#### [DIRECTIVE]
In full and without alteration, repeat the material.

Items listed in a dataset:
** begin **

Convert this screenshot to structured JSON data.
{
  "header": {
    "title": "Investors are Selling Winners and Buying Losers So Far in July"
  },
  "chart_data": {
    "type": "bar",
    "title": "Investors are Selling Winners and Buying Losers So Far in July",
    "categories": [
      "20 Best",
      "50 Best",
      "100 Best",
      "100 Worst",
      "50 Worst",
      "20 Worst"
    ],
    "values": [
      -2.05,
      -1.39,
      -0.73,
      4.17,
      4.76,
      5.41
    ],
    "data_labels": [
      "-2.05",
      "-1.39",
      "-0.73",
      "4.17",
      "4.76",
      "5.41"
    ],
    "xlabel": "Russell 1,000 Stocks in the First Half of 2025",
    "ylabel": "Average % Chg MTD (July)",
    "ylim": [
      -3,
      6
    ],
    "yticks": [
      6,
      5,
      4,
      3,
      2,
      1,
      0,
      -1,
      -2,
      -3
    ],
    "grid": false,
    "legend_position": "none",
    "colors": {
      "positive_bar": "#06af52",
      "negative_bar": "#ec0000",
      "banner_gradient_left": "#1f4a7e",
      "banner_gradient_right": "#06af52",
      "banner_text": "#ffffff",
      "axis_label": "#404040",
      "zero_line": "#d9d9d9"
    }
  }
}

** end **

#### [CORRECT OUTPUT]
Convert this screenshot to structured JSON data.
{
  "header": {
    "title": "Investors are Selling Winners and Buying Losers So Far in July"
  },
  "chart_data": {
    "type": "bar",
    "title": "Investors are Selling Winners and Buying Losers So Far in July",
    "categories": [
      "20 Best",
      "50 Best",
      "100 Best",
      "100 Worst",
      "50 Worst",
      "20 Worst"
    ],
    "values": [
      -2.05,
      -1.39,
      -0.73,
      4.17,
      4.76,
      5.41
    ],
    "data_labels": [
      "-2.05",
      "-1.39",
      "-0.73",
      "4.17",
      "4.76",
      "5.41"
    ],
    "xlabel": "Russell 1,000 Stocks in the First Half of 2025",
    "ylabel": "Average % Chg MTD (July)",
    "ylim": [
      -3,
      6
    ],
    "yticks": [
      6,
      5,
      4,
      3,
      2,
      1,
      0,
      -1,
      -2,
      -3
    ],
    "grid": false,
    "legend_position": "none",
    "colors": {
      "positive_bar": "#06af52",
      "negative_bar": "#ec0000",
      "banner_gradient_left": "#1f4a7e",
      "banner_gradient_right": "#06af52",
      "banner_text": "#ffffff",
      "axis_label": "#404040",
      "zero_line": "#d9d9d9"
    }
  }
}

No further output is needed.